** start of DATA FOR THIS TASK **
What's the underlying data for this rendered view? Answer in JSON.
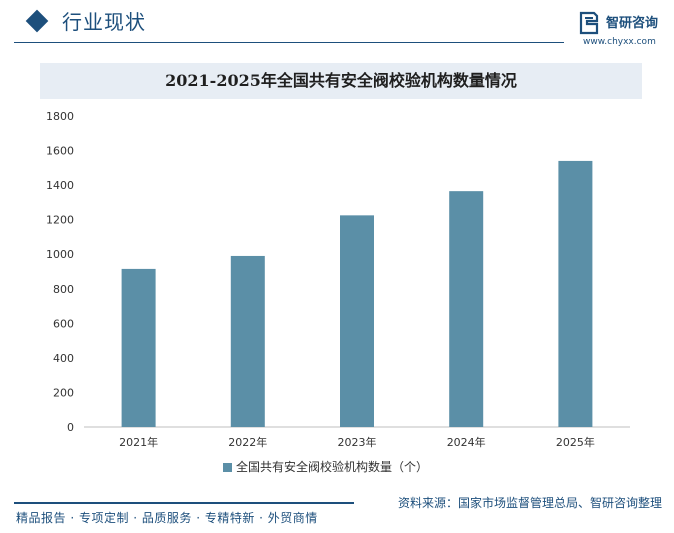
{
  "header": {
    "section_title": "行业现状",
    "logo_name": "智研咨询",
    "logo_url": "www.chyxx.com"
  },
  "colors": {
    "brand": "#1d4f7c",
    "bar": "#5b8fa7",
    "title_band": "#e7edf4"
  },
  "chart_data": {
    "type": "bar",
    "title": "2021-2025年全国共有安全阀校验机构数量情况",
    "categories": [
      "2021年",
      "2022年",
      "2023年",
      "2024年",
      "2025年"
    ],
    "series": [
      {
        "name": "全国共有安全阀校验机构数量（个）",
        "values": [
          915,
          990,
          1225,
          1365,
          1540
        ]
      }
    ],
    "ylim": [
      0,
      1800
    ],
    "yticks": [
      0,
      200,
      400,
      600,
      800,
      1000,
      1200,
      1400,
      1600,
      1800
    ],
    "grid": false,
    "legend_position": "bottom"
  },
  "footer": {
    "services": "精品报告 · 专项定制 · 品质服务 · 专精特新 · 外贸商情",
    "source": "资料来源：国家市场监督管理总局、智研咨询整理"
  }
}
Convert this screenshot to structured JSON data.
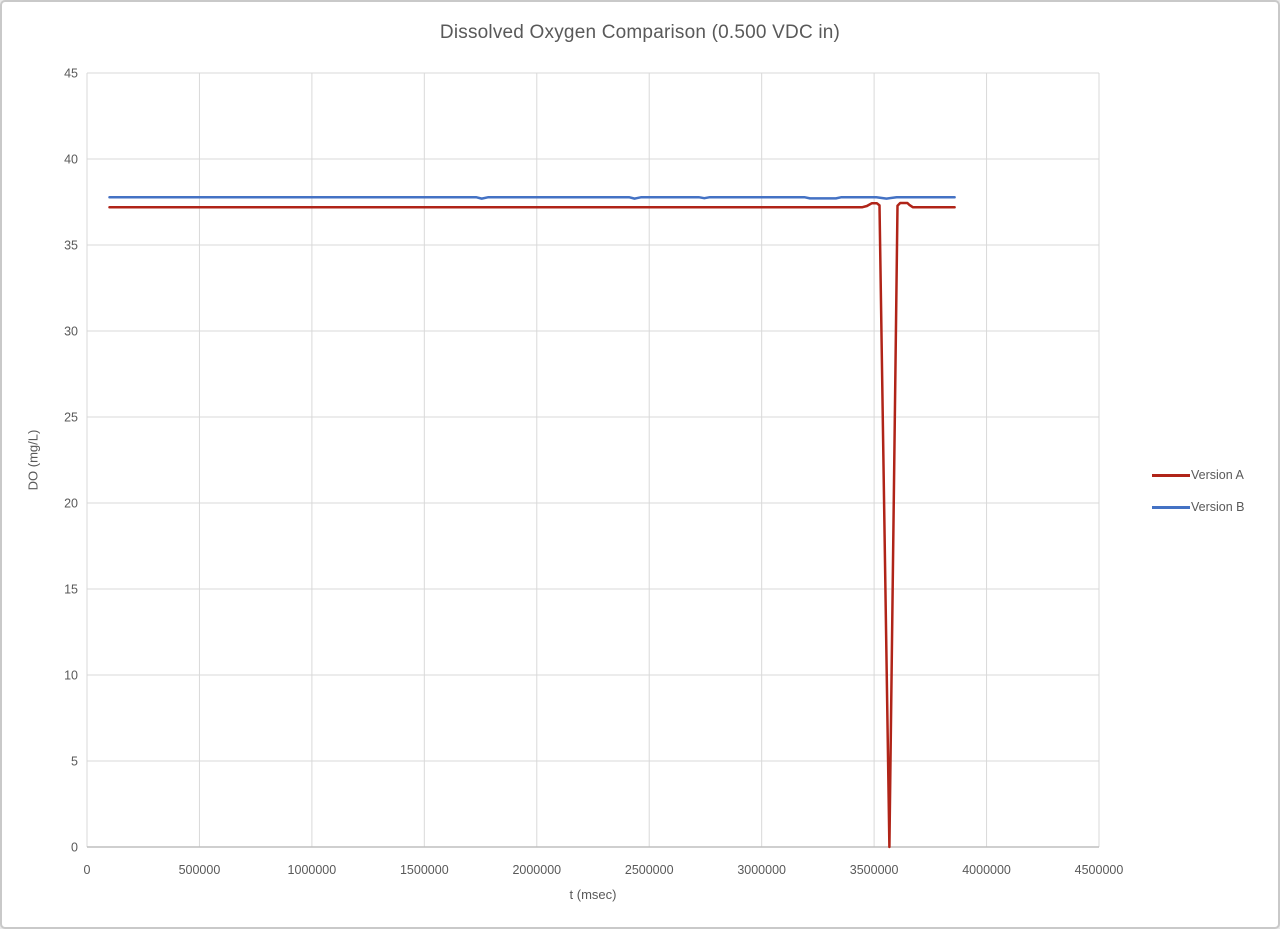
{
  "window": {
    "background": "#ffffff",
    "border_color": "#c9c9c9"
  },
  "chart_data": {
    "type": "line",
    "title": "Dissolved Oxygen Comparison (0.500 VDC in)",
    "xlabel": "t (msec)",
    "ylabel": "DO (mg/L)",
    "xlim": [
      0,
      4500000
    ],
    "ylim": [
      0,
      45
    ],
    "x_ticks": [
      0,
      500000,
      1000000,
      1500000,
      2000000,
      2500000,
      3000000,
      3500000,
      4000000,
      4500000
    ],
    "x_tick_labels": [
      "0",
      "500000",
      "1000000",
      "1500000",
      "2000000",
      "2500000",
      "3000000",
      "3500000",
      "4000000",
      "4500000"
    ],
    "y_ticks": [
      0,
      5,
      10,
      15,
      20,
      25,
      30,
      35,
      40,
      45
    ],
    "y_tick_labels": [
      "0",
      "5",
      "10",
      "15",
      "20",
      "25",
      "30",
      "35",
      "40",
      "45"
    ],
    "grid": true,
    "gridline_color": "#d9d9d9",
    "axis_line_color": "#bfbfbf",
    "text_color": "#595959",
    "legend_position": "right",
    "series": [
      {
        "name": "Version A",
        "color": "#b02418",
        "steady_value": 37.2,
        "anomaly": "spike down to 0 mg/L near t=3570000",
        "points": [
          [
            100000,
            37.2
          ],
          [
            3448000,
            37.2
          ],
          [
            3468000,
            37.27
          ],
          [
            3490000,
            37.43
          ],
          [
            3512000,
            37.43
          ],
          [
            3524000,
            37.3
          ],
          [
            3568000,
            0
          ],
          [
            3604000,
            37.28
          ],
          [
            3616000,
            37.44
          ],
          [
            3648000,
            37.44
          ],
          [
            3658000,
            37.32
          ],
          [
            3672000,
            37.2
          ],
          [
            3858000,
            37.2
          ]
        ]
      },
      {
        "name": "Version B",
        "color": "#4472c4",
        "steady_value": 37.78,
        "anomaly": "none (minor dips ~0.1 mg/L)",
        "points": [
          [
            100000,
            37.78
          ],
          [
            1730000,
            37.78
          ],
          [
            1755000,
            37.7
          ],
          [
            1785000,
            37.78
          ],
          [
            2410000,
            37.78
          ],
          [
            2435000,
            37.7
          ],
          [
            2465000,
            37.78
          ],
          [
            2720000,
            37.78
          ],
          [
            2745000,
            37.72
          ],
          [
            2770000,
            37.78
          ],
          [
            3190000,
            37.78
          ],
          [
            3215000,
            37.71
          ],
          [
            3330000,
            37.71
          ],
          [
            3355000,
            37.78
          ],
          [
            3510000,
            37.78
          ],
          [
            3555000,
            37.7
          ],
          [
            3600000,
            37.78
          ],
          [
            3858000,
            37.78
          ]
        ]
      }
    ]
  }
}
** end of DATA FOR THIS TASK **
Report each line of the material above where the word "JSON" appears.

_COMPLETED EXERCISE_.
What's the underlying data for this rendered view? Answer in JSON.
Convert this screenshot to structured JSON data.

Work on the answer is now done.